### EXERCISE AIM:
Show all lines of the listing that hold the word "name".
··· MATERIAL SUPPLIED
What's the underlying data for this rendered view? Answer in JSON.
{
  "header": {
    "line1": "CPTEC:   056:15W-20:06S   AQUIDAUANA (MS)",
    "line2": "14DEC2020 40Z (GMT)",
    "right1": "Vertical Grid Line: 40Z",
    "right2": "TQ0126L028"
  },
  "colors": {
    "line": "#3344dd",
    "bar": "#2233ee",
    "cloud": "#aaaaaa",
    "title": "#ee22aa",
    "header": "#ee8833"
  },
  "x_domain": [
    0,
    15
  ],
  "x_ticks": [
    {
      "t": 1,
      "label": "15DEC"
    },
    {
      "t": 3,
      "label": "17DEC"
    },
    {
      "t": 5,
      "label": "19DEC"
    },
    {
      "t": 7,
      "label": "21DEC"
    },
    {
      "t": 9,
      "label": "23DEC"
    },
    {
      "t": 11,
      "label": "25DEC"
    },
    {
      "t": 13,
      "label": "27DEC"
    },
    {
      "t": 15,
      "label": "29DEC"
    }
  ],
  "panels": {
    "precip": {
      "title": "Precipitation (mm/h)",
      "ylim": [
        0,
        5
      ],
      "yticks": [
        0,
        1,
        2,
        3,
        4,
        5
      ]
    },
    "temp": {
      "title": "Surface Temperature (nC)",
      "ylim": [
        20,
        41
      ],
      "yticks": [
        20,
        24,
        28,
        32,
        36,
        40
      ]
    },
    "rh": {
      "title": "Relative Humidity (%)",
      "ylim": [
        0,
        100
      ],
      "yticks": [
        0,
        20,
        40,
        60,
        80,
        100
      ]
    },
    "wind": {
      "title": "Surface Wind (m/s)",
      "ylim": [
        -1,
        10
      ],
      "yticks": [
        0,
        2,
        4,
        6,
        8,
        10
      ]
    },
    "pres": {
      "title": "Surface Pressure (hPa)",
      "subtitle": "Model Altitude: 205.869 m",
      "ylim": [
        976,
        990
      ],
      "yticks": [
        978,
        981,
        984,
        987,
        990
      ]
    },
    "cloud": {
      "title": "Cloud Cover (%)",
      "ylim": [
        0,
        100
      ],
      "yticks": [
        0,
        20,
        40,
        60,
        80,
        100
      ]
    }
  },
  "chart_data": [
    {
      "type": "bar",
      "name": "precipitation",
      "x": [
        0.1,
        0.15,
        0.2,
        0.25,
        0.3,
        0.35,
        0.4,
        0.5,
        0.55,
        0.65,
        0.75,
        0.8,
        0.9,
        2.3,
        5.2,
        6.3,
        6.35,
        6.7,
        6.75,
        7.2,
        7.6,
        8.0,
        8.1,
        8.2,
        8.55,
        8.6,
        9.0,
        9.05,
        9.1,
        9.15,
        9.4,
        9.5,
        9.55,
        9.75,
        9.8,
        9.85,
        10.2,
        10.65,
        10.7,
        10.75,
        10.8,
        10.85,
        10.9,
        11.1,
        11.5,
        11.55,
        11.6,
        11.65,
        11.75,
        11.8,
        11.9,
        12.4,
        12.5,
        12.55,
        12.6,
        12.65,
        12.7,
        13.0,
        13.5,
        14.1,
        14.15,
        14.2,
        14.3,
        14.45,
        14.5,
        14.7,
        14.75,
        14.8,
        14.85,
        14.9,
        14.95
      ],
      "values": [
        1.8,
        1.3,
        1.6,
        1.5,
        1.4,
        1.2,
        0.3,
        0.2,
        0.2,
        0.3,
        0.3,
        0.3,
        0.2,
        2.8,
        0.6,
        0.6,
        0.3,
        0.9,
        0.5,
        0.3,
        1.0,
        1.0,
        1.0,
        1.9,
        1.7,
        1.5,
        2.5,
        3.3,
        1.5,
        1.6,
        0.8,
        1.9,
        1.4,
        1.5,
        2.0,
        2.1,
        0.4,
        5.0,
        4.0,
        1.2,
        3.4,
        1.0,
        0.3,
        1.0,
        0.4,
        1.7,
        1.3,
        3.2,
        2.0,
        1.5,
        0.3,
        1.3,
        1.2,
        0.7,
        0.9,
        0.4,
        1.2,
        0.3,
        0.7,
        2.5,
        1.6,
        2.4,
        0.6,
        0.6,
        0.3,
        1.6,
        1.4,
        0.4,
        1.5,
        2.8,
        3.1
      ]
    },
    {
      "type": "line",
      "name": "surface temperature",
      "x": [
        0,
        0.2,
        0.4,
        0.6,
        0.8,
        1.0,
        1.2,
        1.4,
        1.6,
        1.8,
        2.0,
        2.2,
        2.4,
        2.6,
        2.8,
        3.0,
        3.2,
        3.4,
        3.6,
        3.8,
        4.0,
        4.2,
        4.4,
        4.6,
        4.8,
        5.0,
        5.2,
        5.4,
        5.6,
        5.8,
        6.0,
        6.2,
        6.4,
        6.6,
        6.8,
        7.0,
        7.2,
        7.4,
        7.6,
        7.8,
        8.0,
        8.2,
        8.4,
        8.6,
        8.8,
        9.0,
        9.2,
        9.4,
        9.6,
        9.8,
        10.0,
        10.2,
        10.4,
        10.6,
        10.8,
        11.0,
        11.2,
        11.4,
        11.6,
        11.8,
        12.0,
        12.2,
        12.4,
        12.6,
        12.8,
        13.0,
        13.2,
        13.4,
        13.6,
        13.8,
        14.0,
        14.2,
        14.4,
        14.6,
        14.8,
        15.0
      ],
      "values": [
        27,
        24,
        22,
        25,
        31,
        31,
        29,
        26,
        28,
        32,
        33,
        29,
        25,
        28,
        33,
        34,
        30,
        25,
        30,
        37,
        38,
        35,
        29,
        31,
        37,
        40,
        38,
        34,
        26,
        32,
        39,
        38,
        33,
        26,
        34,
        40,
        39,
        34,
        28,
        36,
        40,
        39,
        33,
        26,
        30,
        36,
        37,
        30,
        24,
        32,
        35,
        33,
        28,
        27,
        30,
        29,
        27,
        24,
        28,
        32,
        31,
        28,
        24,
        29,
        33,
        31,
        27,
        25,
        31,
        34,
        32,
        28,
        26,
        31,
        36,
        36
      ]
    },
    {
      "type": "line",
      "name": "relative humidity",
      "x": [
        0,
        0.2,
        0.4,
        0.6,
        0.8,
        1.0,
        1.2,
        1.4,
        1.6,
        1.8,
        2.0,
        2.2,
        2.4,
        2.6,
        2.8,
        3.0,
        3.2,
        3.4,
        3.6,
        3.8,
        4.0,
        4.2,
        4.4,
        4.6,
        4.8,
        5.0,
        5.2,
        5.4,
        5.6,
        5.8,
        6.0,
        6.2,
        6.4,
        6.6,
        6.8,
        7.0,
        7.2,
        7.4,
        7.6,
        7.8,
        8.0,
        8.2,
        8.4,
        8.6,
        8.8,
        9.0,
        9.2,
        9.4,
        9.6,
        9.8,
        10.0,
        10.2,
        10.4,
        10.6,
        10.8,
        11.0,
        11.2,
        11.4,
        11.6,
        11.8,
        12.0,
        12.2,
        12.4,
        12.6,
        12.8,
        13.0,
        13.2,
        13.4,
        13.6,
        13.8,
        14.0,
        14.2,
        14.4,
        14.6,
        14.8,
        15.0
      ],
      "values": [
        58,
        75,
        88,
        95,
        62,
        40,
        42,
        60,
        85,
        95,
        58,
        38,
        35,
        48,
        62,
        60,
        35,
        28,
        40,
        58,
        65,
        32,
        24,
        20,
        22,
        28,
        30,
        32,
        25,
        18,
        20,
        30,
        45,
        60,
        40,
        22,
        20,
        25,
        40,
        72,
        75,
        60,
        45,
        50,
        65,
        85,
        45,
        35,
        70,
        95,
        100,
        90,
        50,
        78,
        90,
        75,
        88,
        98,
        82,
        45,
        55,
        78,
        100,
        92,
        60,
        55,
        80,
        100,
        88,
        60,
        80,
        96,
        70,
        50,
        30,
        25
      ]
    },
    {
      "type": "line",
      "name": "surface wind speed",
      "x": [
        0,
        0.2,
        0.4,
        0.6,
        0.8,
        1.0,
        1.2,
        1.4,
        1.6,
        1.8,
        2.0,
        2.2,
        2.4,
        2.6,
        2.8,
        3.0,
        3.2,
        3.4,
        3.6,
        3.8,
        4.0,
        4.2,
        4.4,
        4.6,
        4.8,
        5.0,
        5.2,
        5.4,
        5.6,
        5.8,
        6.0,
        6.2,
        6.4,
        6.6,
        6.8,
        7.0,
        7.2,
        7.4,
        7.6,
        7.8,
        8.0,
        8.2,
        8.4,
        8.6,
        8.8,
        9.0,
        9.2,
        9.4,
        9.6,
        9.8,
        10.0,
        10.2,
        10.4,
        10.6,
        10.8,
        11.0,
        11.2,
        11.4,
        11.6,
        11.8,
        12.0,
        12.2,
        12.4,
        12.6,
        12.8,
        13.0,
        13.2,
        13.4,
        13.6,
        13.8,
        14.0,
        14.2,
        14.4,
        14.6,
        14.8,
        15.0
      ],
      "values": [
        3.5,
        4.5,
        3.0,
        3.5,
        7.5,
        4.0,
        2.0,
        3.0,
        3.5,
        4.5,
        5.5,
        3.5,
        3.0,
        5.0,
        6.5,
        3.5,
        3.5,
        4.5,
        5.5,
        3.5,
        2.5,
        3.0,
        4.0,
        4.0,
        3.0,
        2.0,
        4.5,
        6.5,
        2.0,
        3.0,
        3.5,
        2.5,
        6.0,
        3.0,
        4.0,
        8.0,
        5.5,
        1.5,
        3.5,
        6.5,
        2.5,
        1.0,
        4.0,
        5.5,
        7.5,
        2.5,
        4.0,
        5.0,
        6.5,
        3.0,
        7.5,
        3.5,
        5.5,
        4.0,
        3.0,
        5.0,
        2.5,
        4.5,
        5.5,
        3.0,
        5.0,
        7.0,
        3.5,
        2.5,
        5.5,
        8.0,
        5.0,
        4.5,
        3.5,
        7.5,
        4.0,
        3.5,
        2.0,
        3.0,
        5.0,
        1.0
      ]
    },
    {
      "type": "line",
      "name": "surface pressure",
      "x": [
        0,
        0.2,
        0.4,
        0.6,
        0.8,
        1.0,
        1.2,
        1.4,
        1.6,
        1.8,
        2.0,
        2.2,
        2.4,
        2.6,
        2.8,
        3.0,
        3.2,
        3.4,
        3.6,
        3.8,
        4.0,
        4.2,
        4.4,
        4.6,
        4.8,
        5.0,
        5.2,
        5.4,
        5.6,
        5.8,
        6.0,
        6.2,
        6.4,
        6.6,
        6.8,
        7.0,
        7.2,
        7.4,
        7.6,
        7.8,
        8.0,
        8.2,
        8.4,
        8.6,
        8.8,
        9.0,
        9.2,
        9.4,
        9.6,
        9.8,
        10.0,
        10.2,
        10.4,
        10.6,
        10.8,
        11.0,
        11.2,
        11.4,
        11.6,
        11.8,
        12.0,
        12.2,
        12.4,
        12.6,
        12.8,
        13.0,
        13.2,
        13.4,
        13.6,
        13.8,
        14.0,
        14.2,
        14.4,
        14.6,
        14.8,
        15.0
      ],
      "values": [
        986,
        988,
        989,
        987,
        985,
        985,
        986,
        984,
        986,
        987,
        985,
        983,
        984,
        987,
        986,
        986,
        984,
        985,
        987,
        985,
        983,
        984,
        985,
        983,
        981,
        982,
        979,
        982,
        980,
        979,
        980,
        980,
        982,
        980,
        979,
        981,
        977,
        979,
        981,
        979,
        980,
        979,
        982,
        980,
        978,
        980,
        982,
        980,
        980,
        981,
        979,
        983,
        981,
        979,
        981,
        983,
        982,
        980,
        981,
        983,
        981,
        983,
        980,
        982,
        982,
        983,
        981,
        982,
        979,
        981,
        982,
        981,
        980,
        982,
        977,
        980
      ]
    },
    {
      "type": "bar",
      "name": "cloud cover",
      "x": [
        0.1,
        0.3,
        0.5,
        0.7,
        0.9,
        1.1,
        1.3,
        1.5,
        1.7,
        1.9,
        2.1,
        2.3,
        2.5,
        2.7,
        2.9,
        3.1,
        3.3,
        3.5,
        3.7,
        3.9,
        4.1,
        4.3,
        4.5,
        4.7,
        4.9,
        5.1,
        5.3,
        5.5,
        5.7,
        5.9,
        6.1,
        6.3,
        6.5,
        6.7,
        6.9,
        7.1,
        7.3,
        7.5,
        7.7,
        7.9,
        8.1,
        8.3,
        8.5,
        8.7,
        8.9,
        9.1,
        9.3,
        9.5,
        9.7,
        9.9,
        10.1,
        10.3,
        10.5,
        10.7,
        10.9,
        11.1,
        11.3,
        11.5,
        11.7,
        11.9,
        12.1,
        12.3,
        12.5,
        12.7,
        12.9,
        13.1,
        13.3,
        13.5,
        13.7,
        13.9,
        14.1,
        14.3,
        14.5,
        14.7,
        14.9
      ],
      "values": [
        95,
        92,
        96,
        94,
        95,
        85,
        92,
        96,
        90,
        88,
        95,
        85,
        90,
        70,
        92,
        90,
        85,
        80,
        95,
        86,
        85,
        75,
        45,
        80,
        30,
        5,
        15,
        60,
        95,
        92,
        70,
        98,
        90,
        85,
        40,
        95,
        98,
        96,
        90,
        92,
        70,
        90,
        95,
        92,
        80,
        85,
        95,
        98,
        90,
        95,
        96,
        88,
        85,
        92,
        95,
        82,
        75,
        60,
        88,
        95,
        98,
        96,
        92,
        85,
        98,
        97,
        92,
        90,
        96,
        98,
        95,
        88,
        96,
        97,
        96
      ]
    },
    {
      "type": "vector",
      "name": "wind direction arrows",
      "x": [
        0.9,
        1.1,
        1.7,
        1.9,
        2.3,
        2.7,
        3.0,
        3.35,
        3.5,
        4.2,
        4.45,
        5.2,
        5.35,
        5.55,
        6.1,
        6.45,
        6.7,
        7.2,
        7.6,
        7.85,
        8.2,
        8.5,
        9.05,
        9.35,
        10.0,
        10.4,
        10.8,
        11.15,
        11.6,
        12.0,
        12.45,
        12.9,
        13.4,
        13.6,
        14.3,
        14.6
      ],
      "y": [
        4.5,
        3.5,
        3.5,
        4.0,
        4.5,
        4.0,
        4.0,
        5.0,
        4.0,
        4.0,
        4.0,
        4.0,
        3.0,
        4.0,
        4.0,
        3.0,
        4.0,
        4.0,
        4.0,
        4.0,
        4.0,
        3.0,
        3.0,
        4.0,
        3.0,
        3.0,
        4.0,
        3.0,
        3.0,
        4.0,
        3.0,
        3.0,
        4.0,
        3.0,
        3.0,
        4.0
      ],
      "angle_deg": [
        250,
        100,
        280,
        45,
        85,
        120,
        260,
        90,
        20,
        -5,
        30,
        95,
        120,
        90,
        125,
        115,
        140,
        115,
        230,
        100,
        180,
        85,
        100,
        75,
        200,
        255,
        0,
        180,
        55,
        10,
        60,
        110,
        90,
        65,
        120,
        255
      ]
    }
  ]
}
······
### RESPONSE TO THE EXERCISE:
      "name": "precipitation",
      "name": "surface temperature",
      "name": "relative humidity",
      "name": "surface wind speed",
      "name": "surface pressure",
      "name": "cloud cover",
      "name": "wind direction arrows",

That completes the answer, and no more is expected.